** Directive **
Copy the following data verbatim, preserving every line in order.

** Available records **

^^^^^^^^^^^^^^^^

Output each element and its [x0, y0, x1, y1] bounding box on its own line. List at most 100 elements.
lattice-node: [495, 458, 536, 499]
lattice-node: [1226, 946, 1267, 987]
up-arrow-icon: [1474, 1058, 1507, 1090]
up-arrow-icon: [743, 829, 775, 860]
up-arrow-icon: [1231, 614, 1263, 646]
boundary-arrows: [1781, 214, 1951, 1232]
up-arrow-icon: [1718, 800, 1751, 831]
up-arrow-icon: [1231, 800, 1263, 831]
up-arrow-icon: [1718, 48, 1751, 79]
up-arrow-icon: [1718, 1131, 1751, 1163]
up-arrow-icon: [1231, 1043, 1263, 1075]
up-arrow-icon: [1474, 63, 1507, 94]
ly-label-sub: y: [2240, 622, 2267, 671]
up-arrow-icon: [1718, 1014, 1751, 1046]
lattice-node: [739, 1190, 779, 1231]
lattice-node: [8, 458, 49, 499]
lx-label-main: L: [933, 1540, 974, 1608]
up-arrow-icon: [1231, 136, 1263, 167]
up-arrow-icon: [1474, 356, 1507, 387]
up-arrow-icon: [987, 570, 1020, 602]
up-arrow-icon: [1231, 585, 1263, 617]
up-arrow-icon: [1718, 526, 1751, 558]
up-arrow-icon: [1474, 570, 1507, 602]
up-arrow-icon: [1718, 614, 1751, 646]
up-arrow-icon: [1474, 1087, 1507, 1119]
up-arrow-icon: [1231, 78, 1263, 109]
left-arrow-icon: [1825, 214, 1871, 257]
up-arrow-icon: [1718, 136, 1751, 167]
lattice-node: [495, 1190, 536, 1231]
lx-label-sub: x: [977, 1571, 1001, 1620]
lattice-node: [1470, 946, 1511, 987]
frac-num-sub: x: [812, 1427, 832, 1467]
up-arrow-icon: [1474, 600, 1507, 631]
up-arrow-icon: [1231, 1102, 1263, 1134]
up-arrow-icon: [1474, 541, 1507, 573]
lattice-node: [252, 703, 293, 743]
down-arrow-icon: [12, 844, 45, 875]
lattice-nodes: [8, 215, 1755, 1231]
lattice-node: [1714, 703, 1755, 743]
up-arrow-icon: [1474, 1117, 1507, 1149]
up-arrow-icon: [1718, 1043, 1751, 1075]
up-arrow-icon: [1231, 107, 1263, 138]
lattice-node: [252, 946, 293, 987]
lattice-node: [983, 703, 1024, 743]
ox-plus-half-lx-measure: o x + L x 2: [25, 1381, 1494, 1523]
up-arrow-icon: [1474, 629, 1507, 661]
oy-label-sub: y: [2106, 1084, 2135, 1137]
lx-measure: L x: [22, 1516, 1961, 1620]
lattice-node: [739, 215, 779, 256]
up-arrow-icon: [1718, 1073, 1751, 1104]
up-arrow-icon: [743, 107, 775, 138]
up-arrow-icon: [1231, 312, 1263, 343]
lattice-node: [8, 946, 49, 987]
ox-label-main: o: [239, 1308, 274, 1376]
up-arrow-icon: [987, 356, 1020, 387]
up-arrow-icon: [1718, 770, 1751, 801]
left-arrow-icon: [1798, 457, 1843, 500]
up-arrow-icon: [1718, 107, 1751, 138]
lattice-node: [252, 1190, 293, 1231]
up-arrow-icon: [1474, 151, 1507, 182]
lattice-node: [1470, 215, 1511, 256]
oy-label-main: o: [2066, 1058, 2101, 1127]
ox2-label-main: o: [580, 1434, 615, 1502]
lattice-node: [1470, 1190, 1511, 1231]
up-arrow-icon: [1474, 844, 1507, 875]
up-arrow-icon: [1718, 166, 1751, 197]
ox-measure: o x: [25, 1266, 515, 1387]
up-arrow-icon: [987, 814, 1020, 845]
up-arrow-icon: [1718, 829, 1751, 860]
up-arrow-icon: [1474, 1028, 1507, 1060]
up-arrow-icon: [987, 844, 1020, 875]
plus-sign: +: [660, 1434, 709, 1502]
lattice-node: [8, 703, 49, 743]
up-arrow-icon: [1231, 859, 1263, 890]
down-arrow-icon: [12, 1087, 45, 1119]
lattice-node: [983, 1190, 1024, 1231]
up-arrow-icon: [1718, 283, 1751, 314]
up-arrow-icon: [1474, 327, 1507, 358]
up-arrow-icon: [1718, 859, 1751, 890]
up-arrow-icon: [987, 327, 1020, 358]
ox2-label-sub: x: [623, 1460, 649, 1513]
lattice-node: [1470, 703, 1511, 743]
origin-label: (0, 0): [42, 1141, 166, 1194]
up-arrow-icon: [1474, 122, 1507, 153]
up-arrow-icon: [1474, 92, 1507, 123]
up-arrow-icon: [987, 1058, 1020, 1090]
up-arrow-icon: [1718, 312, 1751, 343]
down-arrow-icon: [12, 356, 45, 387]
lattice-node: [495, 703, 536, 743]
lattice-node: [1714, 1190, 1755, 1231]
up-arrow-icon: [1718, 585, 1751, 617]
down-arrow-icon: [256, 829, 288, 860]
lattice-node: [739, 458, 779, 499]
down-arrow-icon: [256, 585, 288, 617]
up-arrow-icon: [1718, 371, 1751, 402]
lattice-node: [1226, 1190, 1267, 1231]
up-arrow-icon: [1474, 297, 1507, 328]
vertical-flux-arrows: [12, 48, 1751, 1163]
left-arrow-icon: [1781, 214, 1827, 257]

^^^^^^^^^^^^^^^^

** Solved exercise **
Output each element and its [x0, y0, x1, y1] bounding box on its own line. List at most 100 elements.
lattice-node: [495, 458, 536, 499]
lattice-node: [1226, 946, 1267, 987]
up-arrow-icon: [1474, 1058, 1507, 1090]
up-arrow-icon: [743, 829, 775, 860]
up-arrow-icon: [1231, 614, 1263, 646]
boundary-arrows: [1781, 214, 1951, 1232]
up-arrow-icon: [1718, 800, 1751, 831]
up-arrow-icon: [1231, 800, 1263, 831]
up-arrow-icon: [1718, 48, 1751, 79]
up-arrow-icon: [1718, 1131, 1751, 1163]
up-arrow-icon: [1231, 1043, 1263, 1075]
up-arrow-icon: [1474, 63, 1507, 94]
ly-label-sub: y: [2240, 622, 2267, 671]
up-arrow-icon: [1718, 1014, 1751, 1046]
lattice-node: [739, 1190, 779, 1231]
lattice-node: [8, 458, 49, 499]
lx-label-main: L: [933, 1540, 974, 1608]
up-arrow-icon: [1231, 136, 1263, 167]
up-arrow-icon: [1474, 356, 1507, 387]
up-arrow-icon: [987, 570, 1020, 602]
up-arrow-icon: [1231, 585, 1263, 617]
up-arrow-icon: [1718, 526, 1751, 558]
up-arrow-icon: [1474, 570, 1507, 602]
up-arrow-icon: [1718, 614, 1751, 646]
up-arrow-icon: [1474, 1087, 1507, 1119]
up-arrow-icon: [1231, 78, 1263, 109]
left-arrow-icon: [1825, 214, 1871, 257]
up-arrow-icon: [1718, 136, 1751, 167]
lattice-node: [495, 1190, 536, 1231]
lx-label-sub: x: [977, 1571, 1001, 1620]
lattice-node: [1470, 946, 1511, 987]
frac-num-sub: x: [812, 1427, 832, 1467]
up-arrow-icon: [1474, 600, 1507, 631]
up-arrow-icon: [1231, 1102, 1263, 1134]
up-arrow-icon: [1474, 541, 1507, 573]
lattice-node: [252, 703, 293, 743]
down-arrow-icon: [12, 844, 45, 875]
lattice-nodes: [8, 215, 1755, 1231]
lattice-node: [1714, 703, 1755, 743]
up-arrow-icon: [1474, 1117, 1507, 1149]
up-arrow-icon: [1718, 1043, 1751, 1075]
up-arrow-icon: [1231, 107, 1263, 138]
lattice-node: [252, 946, 293, 987]
lattice-node: [983, 703, 1024, 743]
ox-plus-half-lx-measure: o x + L x 2: [25, 1381, 1494, 1523]
up-arrow-icon: [1474, 629, 1507, 661]
oy-label-sub: y: [2106, 1084, 2135, 1137]
lx-measure: L x: [22, 1516, 1961, 1620]
lattice-node: [739, 215, 779, 256]
up-arrow-icon: [1718, 1073, 1751, 1104]
up-arrow-icon: [743, 107, 775, 138]
up-arrow-icon: [1231, 312, 1263, 343]
lattice-node: [8, 946, 49, 987]
ox-label-main: o: [239, 1308, 274, 1376]
up-arrow-icon: [987, 356, 1020, 387]
up-arrow-icon: [1718, 770, 1751, 801]
left-arrow-icon: [1798, 457, 1843, 500]
up-arrow-icon: [1718, 107, 1751, 138]
lattice-node: [252, 1190, 293, 1231]
up-arrow-icon: [1474, 151, 1507, 182]
lattice-node: [1470, 215, 1511, 256]
oy-label-main: o: [2066, 1058, 2101, 1127]
ox2-label-main: o: [580, 1434, 615, 1502]
lattice-node: [1470, 1190, 1511, 1231]
up-arrow-icon: [1474, 844, 1507, 875]
up-arrow-icon: [1718, 166, 1751, 197]
ox-measure: o x: [25, 1266, 515, 1387]
up-arrow-icon: [987, 814, 1020, 845]
up-arrow-icon: [1718, 829, 1751, 860]
up-arrow-icon: [1474, 1028, 1507, 1060]
up-arrow-icon: [987, 844, 1020, 875]
plus-sign: +: [660, 1434, 709, 1502]
lattice-node: [8, 703, 49, 743]
up-arrow-icon: [1231, 859, 1263, 890]
down-arrow-icon: [12, 1087, 45, 1119]
lattice-node: [983, 1190, 1024, 1231]
up-arrow-icon: [1718, 283, 1751, 314]
up-arrow-icon: [1474, 327, 1507, 358]
up-arrow-icon: [1718, 859, 1751, 890]
up-arrow-icon: [987, 327, 1020, 358]
ox2-label-sub: x: [623, 1460, 649, 1513]
lattice-node: [1470, 703, 1511, 743]
origin-label: (0, 0): [42, 1141, 166, 1194]
up-arrow-icon: [1474, 122, 1507, 153]
up-arrow-icon: [1474, 92, 1507, 123]
up-arrow-icon: [987, 1058, 1020, 1090]
up-arrow-icon: [1718, 312, 1751, 343]
down-arrow-icon: [12, 356, 45, 387]
lattice-node: [495, 703, 536, 743]
lattice-node: [1714, 1190, 1755, 1231]
up-arrow-icon: [1718, 585, 1751, 617]
down-arrow-icon: [256, 829, 288, 860]
lattice-node: [739, 458, 779, 499]
down-arrow-icon: [256, 585, 288, 617]
up-arrow-icon: [1718, 371, 1751, 402]
lattice-node: [1226, 1190, 1267, 1231]
up-arrow-icon: [1474, 297, 1507, 328]
vertical-flux-arrows: [12, 48, 1751, 1163]
left-arrow-icon: [1781, 214, 1827, 257]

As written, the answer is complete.